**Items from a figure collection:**

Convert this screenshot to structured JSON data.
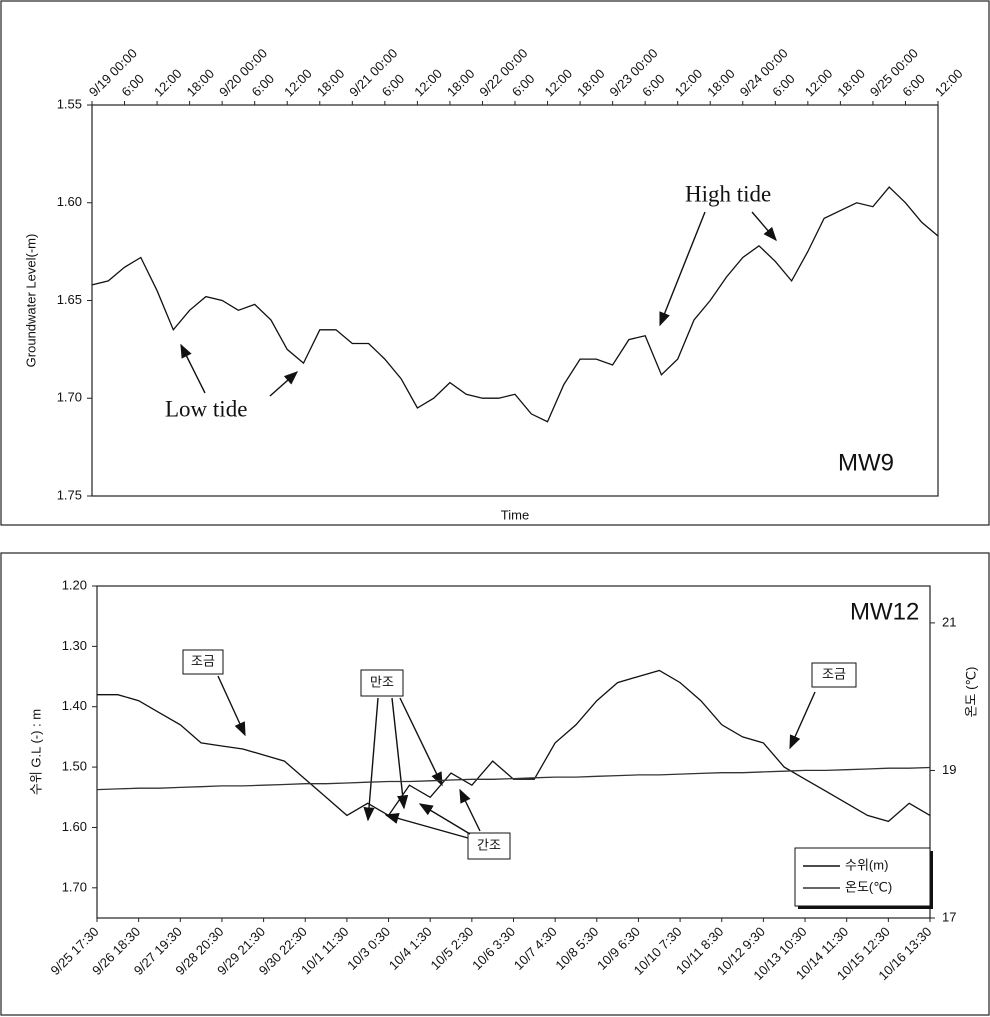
{
  "chart_data": [
    {
      "type": "line",
      "xlabel": "Time",
      "ylabel": "Groundwater Level(-m)",
      "x_tick_position": "top",
      "y_inverted": true,
      "categories": [
        "9/19 00:00",
        null,
        "6:00",
        null,
        "12:00",
        null,
        "18:00",
        null,
        "9/20 00:00",
        null,
        "6:00",
        null,
        "12:00",
        null,
        "18:00",
        null,
        "9/21 00:00",
        null,
        "6:00",
        null,
        "12:00",
        null,
        "18:00",
        null,
        "9/22 00:00",
        null,
        "6:00",
        null,
        "12:00",
        null,
        "18:00",
        null,
        "9/23 00:00",
        null,
        "6:00",
        null,
        "12:00",
        null,
        "18:00",
        null,
        "9/24 00:00",
        null,
        "6:00",
        null,
        "12:00",
        null,
        "18:00",
        null,
        "9/25 00:00",
        null,
        "6:00",
        null,
        "12:00"
      ],
      "series": [
        {
          "color": "#111111",
          "values": [
            1.642,
            1.64,
            1.633,
            1.628,
            1.645,
            1.665,
            1.655,
            1.648,
            1.65,
            1.655,
            1.652,
            1.66,
            1.675,
            1.682,
            1.665,
            1.665,
            1.672,
            1.672,
            1.68,
            1.69,
            1.705,
            1.7,
            1.692,
            1.698,
            1.7,
            1.7,
            1.698,
            1.708,
            1.712,
            1.693,
            1.68,
            1.68,
            1.683,
            1.67,
            1.668,
            1.688,
            1.68,
            1.66,
            1.65,
            1.638,
            1.628,
            1.622,
            1.63,
            1.64,
            1.625,
            1.608,
            1.604,
            1.6,
            1.602,
            1.592,
            1.6,
            1.61,
            1.617
          ]
        }
      ],
      "ylim": [
        1.55,
        1.75
      ],
      "yticks": [
        1.55,
        {
          "value": 1.6,
          "label": "1.60"
        },
        1.65,
        {
          "value": 1.7,
          "label": "1.70"
        },
        1.75
      ],
      "annotations": [
        "Low  tide",
        "High  tide",
        "MW9"
      ]
    },
    {
      "type": "line",
      "ylabel": "수위 G.L (-) : m",
      "y2label": "온도 (℃)",
      "x_tick_position": "bottom",
      "y_inverted": true,
      "legend": "lower right",
      "categories": [
        "9/25 17:30",
        null,
        "9/26 18:30",
        null,
        "9/27 19:30",
        null,
        "9/28 20:30",
        null,
        "9/29 21:30",
        null,
        "9/30 22:30",
        null,
        "10/1 11:30",
        null,
        "10/3 0:30",
        null,
        "10/4 1:30",
        null,
        "10/5 2:30",
        null,
        "10/6 3:30",
        null,
        "10/7 4:30",
        null,
        "10/8 5:30",
        null,
        "10/9 6:30",
        null,
        "10/10 7:30",
        null,
        "10/11 8:30",
        null,
        "10/12 9:30",
        null,
        "10/13 10:30",
        null,
        "10/14 11:30",
        null,
        "10/15 12:30",
        null,
        "10/16 13:30"
      ],
      "series": [
        {
          "name": "수위(m)",
          "color": "#111111",
          "values": [
            1.38,
            1.38,
            1.39,
            1.41,
            1.43,
            1.46,
            1.465,
            1.47,
            1.48,
            1.49,
            1.52,
            1.55,
            1.58,
            1.56,
            1.58,
            1.53,
            1.55,
            1.51,
            1.53,
            1.49,
            1.52,
            1.52,
            1.46,
            1.43,
            1.39,
            1.36,
            1.35,
            1.34,
            1.36,
            1.39,
            1.43,
            1.45,
            1.46,
            1.5,
            1.52,
            1.54,
            1.56,
            1.58,
            1.59,
            1.56,
            1.58
          ]
        },
        {
          "name": "온도(℃)",
          "color": "#333333",
          "axis": "y2",
          "values": [
            18.74,
            18.75,
            18.76,
            18.76,
            18.77,
            18.78,
            18.79,
            18.79,
            18.8,
            18.81,
            18.82,
            18.82,
            18.83,
            18.84,
            18.85,
            18.85,
            18.86,
            18.87,
            18.88,
            18.88,
            18.89,
            18.9,
            18.91,
            18.91,
            18.92,
            18.93,
            18.94,
            18.94,
            18.95,
            18.96,
            18.97,
            18.97,
            18.98,
            18.99,
            19.0,
            19.0,
            19.01,
            19.02,
            19.03,
            19.03,
            19.04
          ]
        }
      ],
      "ylim": [
        1.2,
        1.75
      ],
      "yticks": [
        {
          "value": 1.2,
          "label": "1.20"
        },
        {
          "value": 1.3,
          "label": "1.30"
        },
        {
          "value": 1.4,
          "label": "1.40"
        },
        {
          "value": 1.5,
          "label": "1.50"
        },
        {
          "value": 1.6,
          "label": "1.60"
        },
        {
          "value": 1.7,
          "label": "1.70"
        }
      ],
      "y2lim": [
        17,
        21.5
      ],
      "y2ticks": [
        17,
        19,
        21
      ],
      "annotations": [
        "MW12",
        "조금",
        "만조",
        "간조",
        "조금"
      ]
    }
  ]
}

**STATED TASK:** Reproduce the entries above exactly. Do not include the images.

**EXERCISE OUTPUT:**
Convert this screenshot to structured JSON data.
{
  "chart_data": [
    {
      "type": "line",
      "xlabel": "Time",
      "ylabel": "Groundwater Level(-m)",
      "x_tick_position": "top",
      "y_inverted": true,
      "categories": [
        "9/19 00:00",
        null,
        "6:00",
        null,
        "12:00",
        null,
        "18:00",
        null,
        "9/20 00:00",
        null,
        "6:00",
        null,
        "12:00",
        null,
        "18:00",
        null,
        "9/21 00:00",
        null,
        "6:00",
        null,
        "12:00",
        null,
        "18:00",
        null,
        "9/22 00:00",
        null,
        "6:00",
        null,
        "12:00",
        null,
        "18:00",
        null,
        "9/23 00:00",
        null,
        "6:00",
        null,
        "12:00",
        null,
        "18:00",
        null,
        "9/24 00:00",
        null,
        "6:00",
        null,
        "12:00",
        null,
        "18:00",
        null,
        "9/25 00:00",
        null,
        "6:00",
        null,
        "12:00"
      ],
      "series": [
        {
          "color": "#111111",
          "values": [
            1.642,
            1.64,
            1.633,
            1.628,
            1.645,
            1.665,
            1.655,
            1.648,
            1.65,
            1.655,
            1.652,
            1.66,
            1.675,
            1.682,
            1.665,
            1.665,
            1.672,
            1.672,
            1.68,
            1.69,
            1.705,
            1.7,
            1.692,
            1.698,
            1.7,
            1.7,
            1.698,
            1.708,
            1.712,
            1.693,
            1.68,
            1.68,
            1.683,
            1.67,
            1.668,
            1.688,
            1.68,
            1.66,
            1.65,
            1.638,
            1.628,
            1.622,
            1.63,
            1.64,
            1.625,
            1.608,
            1.604,
            1.6,
            1.602,
            1.592,
            1.6,
            1.61,
            1.617
          ]
        }
      ],
      "ylim": [
        1.55,
        1.75
      ],
      "yticks": [
        1.55,
        {
          "value": 1.6,
          "label": "1.60"
        },
        1.65,
        {
          "value": 1.7,
          "label": "1.70"
        },
        1.75
      ],
      "annotations": [
        "Low  tide",
        "High  tide",
        "MW9"
      ]
    },
    {
      "type": "line",
      "ylabel": "수위 G.L (-) : m",
      "y2label": "온도 (℃)",
      "x_tick_position": "bottom",
      "y_inverted": true,
      "legend": "lower right",
      "categories": [
        "9/25 17:30",
        null,
        "9/26 18:30",
        null,
        "9/27 19:30",
        null,
        "9/28 20:30",
        null,
        "9/29 21:30",
        null,
        "9/30 22:30",
        null,
        "10/1 11:30",
        null,
        "10/3 0:30",
        null,
        "10/4 1:30",
        null,
        "10/5 2:30",
        null,
        "10/6 3:30",
        null,
        "10/7 4:30",
        null,
        "10/8 5:30",
        null,
        "10/9 6:30",
        null,
        "10/10 7:30",
        null,
        "10/11 8:30",
        null,
        "10/12 9:30",
        null,
        "10/13 10:30",
        null,
        "10/14 11:30",
        null,
        "10/15 12:30",
        null,
        "10/16 13:30"
      ],
      "series": [
        {
          "name": "수위(m)",
          "color": "#111111",
          "values": [
            1.38,
            1.38,
            1.39,
            1.41,
            1.43,
            1.46,
            1.465,
            1.47,
            1.48,
            1.49,
            1.52,
            1.55,
            1.58,
            1.56,
            1.58,
            1.53,
            1.55,
            1.51,
            1.53,
            1.49,
            1.52,
            1.52,
            1.46,
            1.43,
            1.39,
            1.36,
            1.35,
            1.34,
            1.36,
            1.39,
            1.43,
            1.45,
            1.46,
            1.5,
            1.52,
            1.54,
            1.56,
            1.58,
            1.59,
            1.56,
            1.58
          ]
        },
        {
          "name": "온도(℃)",
          "color": "#333333",
          "axis": "y2",
          "values": [
            18.74,
            18.75,
            18.76,
            18.76,
            18.77,
            18.78,
            18.79,
            18.79,
            18.8,
            18.81,
            18.82,
            18.82,
            18.83,
            18.84,
            18.85,
            18.85,
            18.86,
            18.87,
            18.88,
            18.88,
            18.89,
            18.9,
            18.91,
            18.91,
            18.92,
            18.93,
            18.94,
            18.94,
            18.95,
            18.96,
            18.97,
            18.97,
            18.98,
            18.99,
            19.0,
            19.0,
            19.01,
            19.02,
            19.03,
            19.03,
            19.04
          ]
        }
      ],
      "ylim": [
        1.2,
        1.75
      ],
      "yticks": [
        {
          "value": 1.2,
          "label": "1.20"
        },
        {
          "value": 1.3,
          "label": "1.30"
        },
        {
          "value": 1.4,
          "label": "1.40"
        },
        {
          "value": 1.5,
          "label": "1.50"
        },
        {
          "value": 1.6,
          "label": "1.60"
        },
        {
          "value": 1.7,
          "label": "1.70"
        }
      ],
      "y2lim": [
        17,
        21.5
      ],
      "y2ticks": [
        17,
        19,
        21
      ],
      "annotations": [
        "MW12",
        "조금",
        "만조",
        "간조",
        "조금"
      ]
    }
  ]
}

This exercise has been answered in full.